Exercise: Show every line in the items below that contains the string "logo", treating uppercase and lowercase letters as different.

Records:
▼

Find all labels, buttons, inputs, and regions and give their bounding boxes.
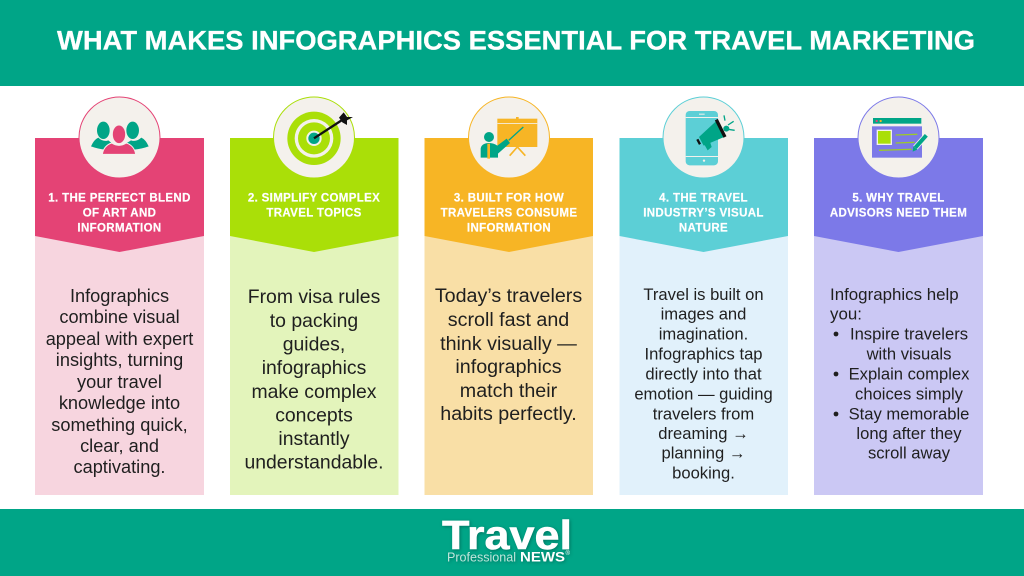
panel: 1 perfect blend <box>35 97 204 495</box>
body text: understandable. <box>244 452 384 474</box>
body text: knowledge into <box>59 393 180 413</box>
body text: appeal with expert <box>46 329 193 349</box>
heading: NATURE <box>679 222 728 234</box>
body text: make complex <box>251 381 377 403</box>
body text: dreaming → <box>658 424 749 443</box>
icon: phone megaphone <box>663 97 744 178</box>
body text: scroll fast and <box>448 309 569 331</box>
heading: INFORMATION <box>467 222 551 234</box>
footer band <box>0 509 1024 576</box>
icon: web page <box>858 97 939 178</box>
body text: choices simply <box>855 384 964 404</box>
body text: long after they <box>856 424 962 443</box>
body text <box>830 285 970 462</box>
body text: combine visual <box>59 307 180 327</box>
logo: NEWS <box>520 548 565 564</box>
body text: your travel <box>77 372 162 392</box>
heading: TRAVELERS CONSUME <box>441 208 577 220</box>
body text: insights, turning <box>56 350 183 370</box>
body text: with visuals <box>866 344 951 364</box>
body text: scroll away <box>868 444 951 462</box>
icon: presenter <box>468 97 550 178</box>
body text: Today’s travelers <box>435 285 582 307</box>
heading: INFORMATION <box>77 222 162 234</box>
body text: think visually — <box>440 333 577 355</box>
body text: Infographics help <box>830 285 959 304</box>
body text: From visa rules <box>248 286 380 308</box>
body text: concepts <box>275 404 353 426</box>
body text: Explain complex <box>849 364 970 384</box>
body text: Infographics tap <box>644 344 763 364</box>
body text: captivating. <box>73 457 166 477</box>
logo: Professional <box>447 550 516 564</box>
body text: you: <box>830 304 862 324</box>
body text: Inspire travelers <box>850 324 968 344</box>
body text: Stay memorable <box>849 404 969 424</box>
title: WHAT MAKES INFOGRAPHICS ESSENTIAL FOR TRAVEL MARKETING <box>57 26 975 56</box>
body text: imagination. <box>659 324 748 344</box>
body text: infographics <box>455 356 562 378</box>
icon: target <box>274 97 354 178</box>
body text: to packing <box>270 310 358 332</box>
heading: OF ART AND <box>83 208 156 220</box>
panel: 3 built for travelers <box>424 97 593 495</box>
logo: ® <box>566 550 570 557</box>
body text: planning → <box>662 444 745 462</box>
heading: 4. THE TRAVEL <box>659 192 748 204</box>
body text: booking. <box>672 464 735 482</box>
heading: 2. SIMPLIFY COMPLEX <box>248 192 380 204</box>
heading: INDUSTRY’S VISUAL <box>643 208 764 220</box>
panel: 2 simplify <box>230 97 398 495</box>
body text: emotion — guiding <box>634 384 773 404</box>
panel: 4 visual nature <box>620 97 788 495</box>
body text: images and <box>661 304 746 324</box>
body text: instantly <box>278 428 350 450</box>
body text: infographics <box>262 357 366 379</box>
body text: habits perfectly. <box>440 403 577 425</box>
body text: travelers from <box>653 404 754 424</box>
body text: match their <box>460 380 558 402</box>
body text: Travel is built on <box>643 285 764 304</box>
heading: ADVISORS NEED THEM <box>830 208 967 220</box>
heading: 1. THE PERFECT BLEND <box>48 192 191 204</box>
body text: clear, and <box>80 436 159 456</box>
heading: 5. WHY TRAVEL <box>852 192 945 204</box>
logo: Travel <box>442 512 572 558</box>
header band <box>0 0 1024 86</box>
panel: 5 why advisors <box>814 97 983 495</box>
body text: directly into that <box>645 364 762 384</box>
heading: TRAVEL TOPICS <box>266 208 362 220</box>
body text: guides, <box>283 334 345 356</box>
body text: something quick, <box>51 415 188 435</box>
heading: 3. BUILT FOR HOW <box>454 192 564 204</box>
icon: people <box>79 97 160 178</box>
body text: Infographics <box>70 286 169 306</box>
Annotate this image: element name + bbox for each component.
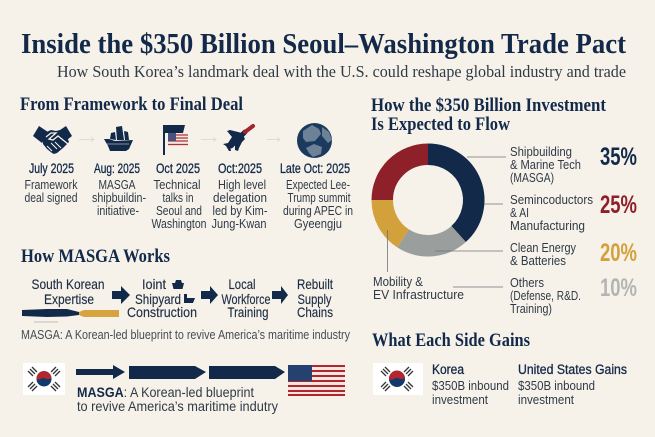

▲

Output:
logo: NEWS <box>520 548 565 564</box>
logo: Professional <box>447 550 516 564</box>
logo: ® <box>566 550 570 557</box>
logo: Travel <box>442 512 572 558</box>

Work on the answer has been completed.